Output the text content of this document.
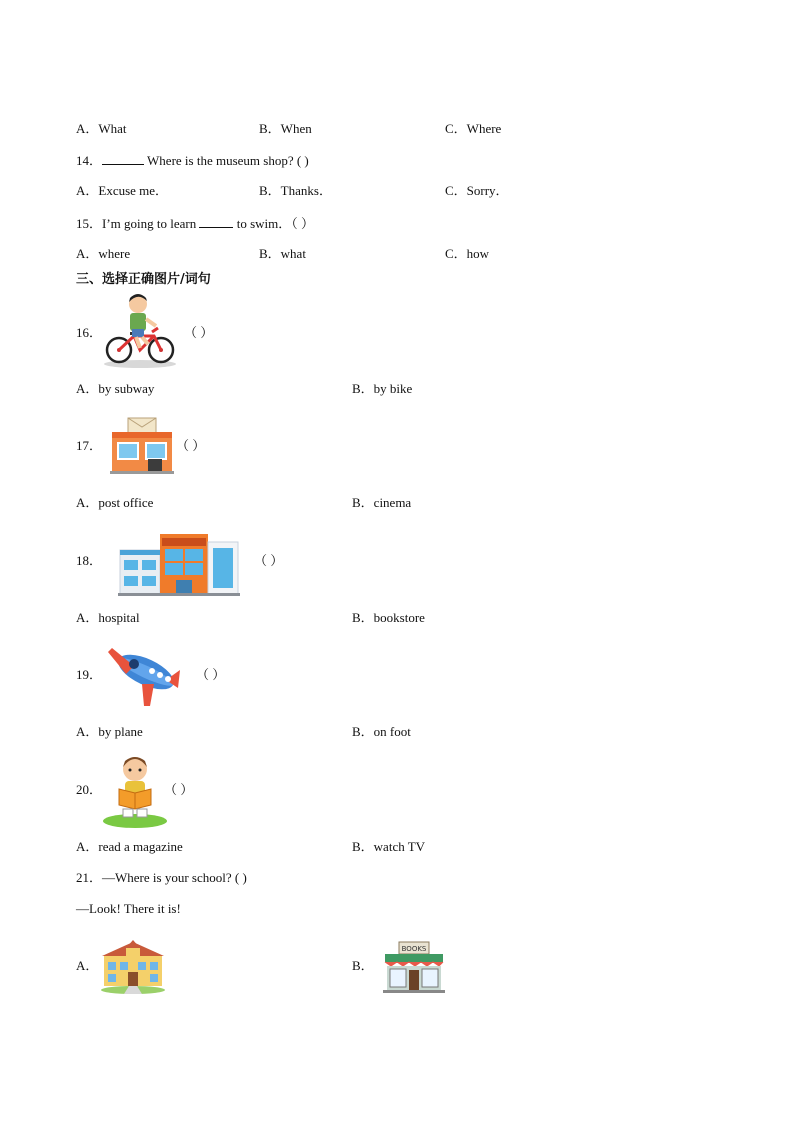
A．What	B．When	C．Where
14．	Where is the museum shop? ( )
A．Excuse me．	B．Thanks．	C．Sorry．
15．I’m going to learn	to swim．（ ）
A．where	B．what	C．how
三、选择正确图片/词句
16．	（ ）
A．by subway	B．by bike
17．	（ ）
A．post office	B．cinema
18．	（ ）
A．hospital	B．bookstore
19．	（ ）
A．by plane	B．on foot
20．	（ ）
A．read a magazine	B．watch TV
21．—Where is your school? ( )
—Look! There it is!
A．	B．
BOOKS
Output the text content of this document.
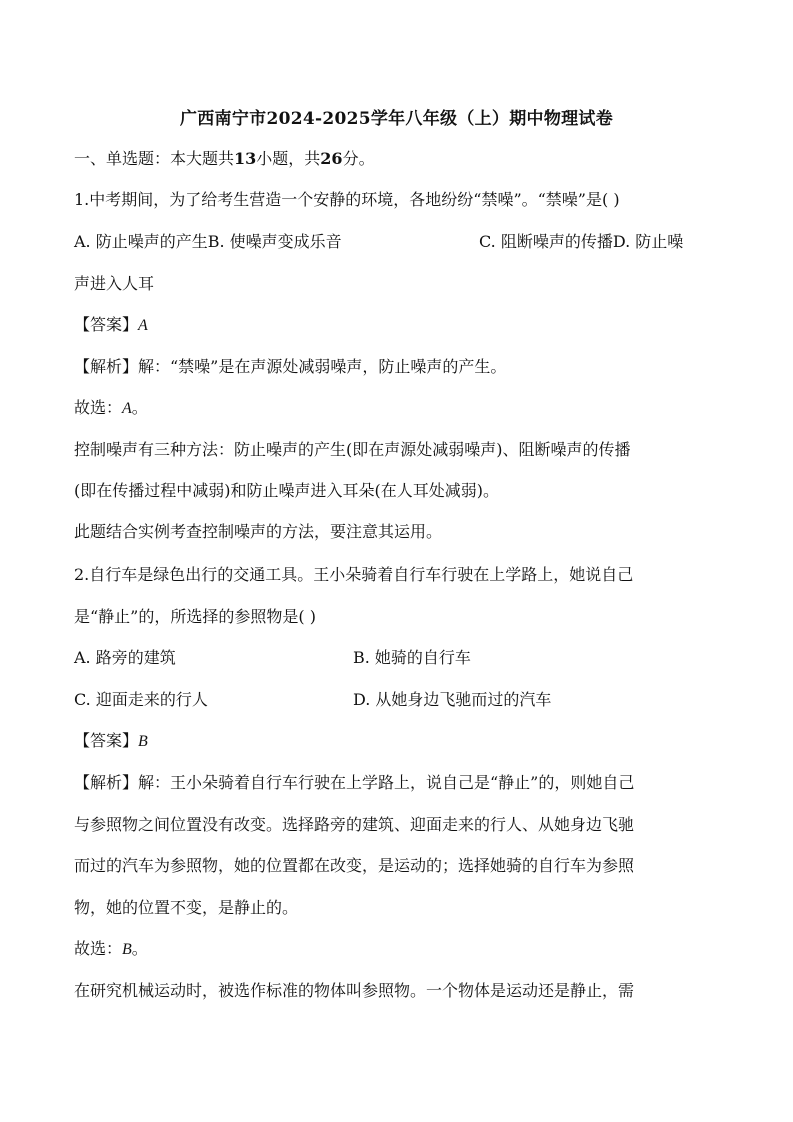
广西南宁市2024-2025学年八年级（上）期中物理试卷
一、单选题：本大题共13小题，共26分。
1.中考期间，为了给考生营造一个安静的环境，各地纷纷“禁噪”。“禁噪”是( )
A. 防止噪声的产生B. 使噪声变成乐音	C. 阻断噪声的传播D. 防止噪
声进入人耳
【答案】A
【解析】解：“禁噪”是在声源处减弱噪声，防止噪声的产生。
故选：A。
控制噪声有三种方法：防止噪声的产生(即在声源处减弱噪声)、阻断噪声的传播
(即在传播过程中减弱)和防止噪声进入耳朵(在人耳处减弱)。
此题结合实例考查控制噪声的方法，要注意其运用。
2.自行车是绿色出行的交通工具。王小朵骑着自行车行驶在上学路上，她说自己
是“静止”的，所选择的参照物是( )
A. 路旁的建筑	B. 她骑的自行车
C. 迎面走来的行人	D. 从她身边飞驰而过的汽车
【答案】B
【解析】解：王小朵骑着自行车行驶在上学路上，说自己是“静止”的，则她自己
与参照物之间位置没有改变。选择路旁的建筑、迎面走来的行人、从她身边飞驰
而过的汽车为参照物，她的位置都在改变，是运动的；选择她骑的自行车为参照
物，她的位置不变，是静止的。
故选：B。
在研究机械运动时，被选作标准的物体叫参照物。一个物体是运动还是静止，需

··········

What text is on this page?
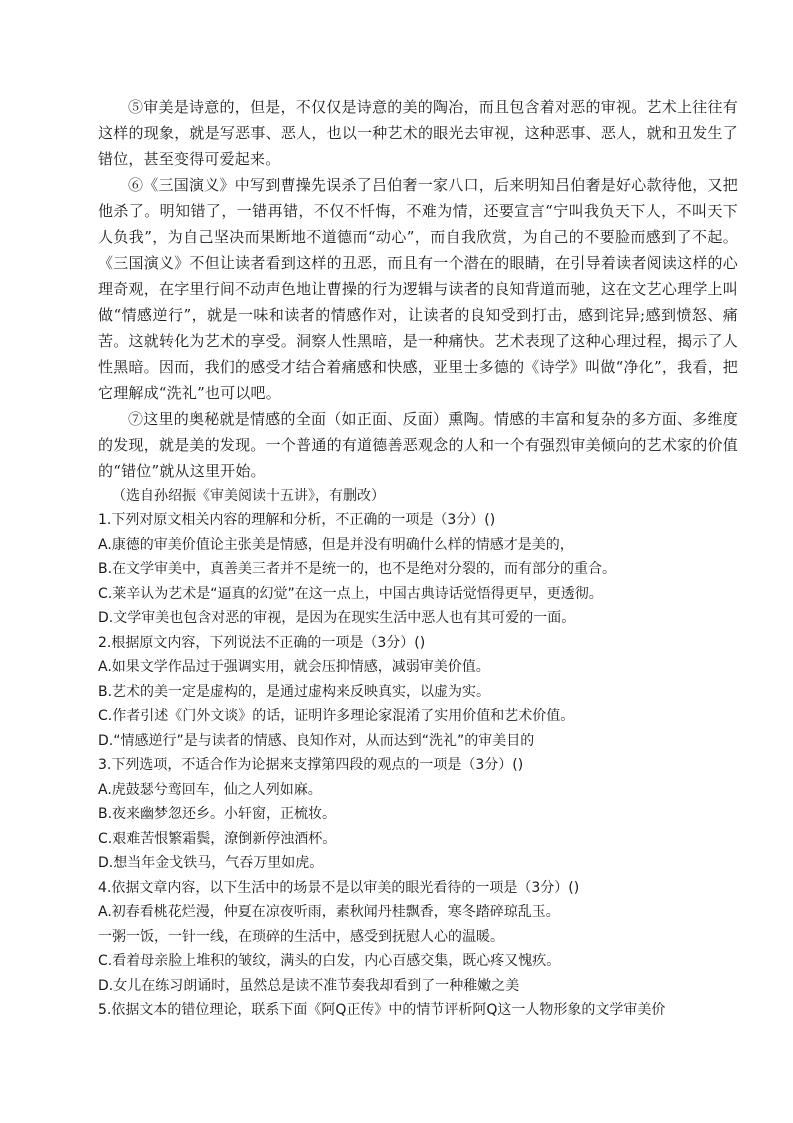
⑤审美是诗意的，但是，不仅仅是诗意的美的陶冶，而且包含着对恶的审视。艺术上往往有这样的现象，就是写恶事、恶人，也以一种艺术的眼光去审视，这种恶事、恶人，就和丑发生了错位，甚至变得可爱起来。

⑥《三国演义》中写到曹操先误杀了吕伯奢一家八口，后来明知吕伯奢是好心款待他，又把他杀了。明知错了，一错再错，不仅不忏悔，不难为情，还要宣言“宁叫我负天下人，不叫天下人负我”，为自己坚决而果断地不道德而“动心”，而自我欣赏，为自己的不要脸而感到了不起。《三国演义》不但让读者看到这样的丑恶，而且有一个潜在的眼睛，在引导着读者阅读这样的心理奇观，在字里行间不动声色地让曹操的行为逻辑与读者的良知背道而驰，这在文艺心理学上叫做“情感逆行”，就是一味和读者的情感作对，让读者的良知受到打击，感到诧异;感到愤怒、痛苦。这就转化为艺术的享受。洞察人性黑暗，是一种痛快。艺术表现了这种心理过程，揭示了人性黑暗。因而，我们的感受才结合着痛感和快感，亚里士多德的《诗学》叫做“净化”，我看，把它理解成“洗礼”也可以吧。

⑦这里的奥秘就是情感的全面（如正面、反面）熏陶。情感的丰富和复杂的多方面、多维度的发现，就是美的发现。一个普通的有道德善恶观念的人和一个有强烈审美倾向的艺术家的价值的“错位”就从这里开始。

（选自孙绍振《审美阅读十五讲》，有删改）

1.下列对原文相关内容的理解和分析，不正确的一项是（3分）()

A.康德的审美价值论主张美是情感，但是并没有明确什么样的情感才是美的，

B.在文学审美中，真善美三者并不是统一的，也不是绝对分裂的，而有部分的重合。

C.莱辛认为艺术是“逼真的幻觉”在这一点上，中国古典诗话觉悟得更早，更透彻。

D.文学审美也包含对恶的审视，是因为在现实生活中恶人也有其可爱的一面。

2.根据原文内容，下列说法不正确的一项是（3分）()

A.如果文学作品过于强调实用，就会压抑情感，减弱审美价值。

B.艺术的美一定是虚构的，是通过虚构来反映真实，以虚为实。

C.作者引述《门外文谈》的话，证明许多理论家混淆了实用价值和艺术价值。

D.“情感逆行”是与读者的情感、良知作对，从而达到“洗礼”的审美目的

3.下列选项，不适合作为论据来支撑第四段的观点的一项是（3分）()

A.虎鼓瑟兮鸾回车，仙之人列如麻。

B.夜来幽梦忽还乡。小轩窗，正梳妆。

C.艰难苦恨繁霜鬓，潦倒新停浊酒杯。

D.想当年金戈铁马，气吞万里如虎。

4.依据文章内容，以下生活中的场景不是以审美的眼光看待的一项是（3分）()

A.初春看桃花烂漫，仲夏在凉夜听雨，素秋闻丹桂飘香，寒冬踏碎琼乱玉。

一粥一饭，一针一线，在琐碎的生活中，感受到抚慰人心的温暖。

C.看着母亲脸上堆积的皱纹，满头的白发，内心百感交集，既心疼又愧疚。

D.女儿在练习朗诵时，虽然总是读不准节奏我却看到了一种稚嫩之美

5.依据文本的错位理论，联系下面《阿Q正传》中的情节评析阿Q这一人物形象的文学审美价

··········

CHALLENGE
Each line above that includes "情感逆行" should be shown.

EXERCISE RESPONSE
⑥《三国演义》中写到曹操先误杀了吕伯奢一家八口，后来明知吕伯奢是好心款待他，又把他杀了。明知错了，一错再错，不仅不忏悔，不难为情，还要宣言“宁叫我负天下人，不叫天下人负我”，为自己坚决而果断地不道德而“动心”，而自我欣赏，为自己的不要脸而感到了不起。《三国演义》不但让读者看到这样的丑恶，而且有一个潜在的眼睛，在引导着读者阅读这样的心理奇观，在字里行间不动声色地让曹操的行为逻辑与读者的良知背道而驰，这在文艺心理学上叫做“情感逆行”，就是一味和读者的情感作对，让读者的良知受到打击，感到诧异;感到愤怒、痛苦。这就转化为艺术的享受。洞察人性黑暗，是一种痛快。艺术表现了这种心理过程，揭示了人性黑暗。因而，我们的感受才结合着痛感和快感，亚里士多德的《诗学》叫做“净化”，我看，把它理解成“洗礼”也可以吧。
D.“情感逆行”是与读者的情感、良知作对，从而达到“洗礼”的审美目的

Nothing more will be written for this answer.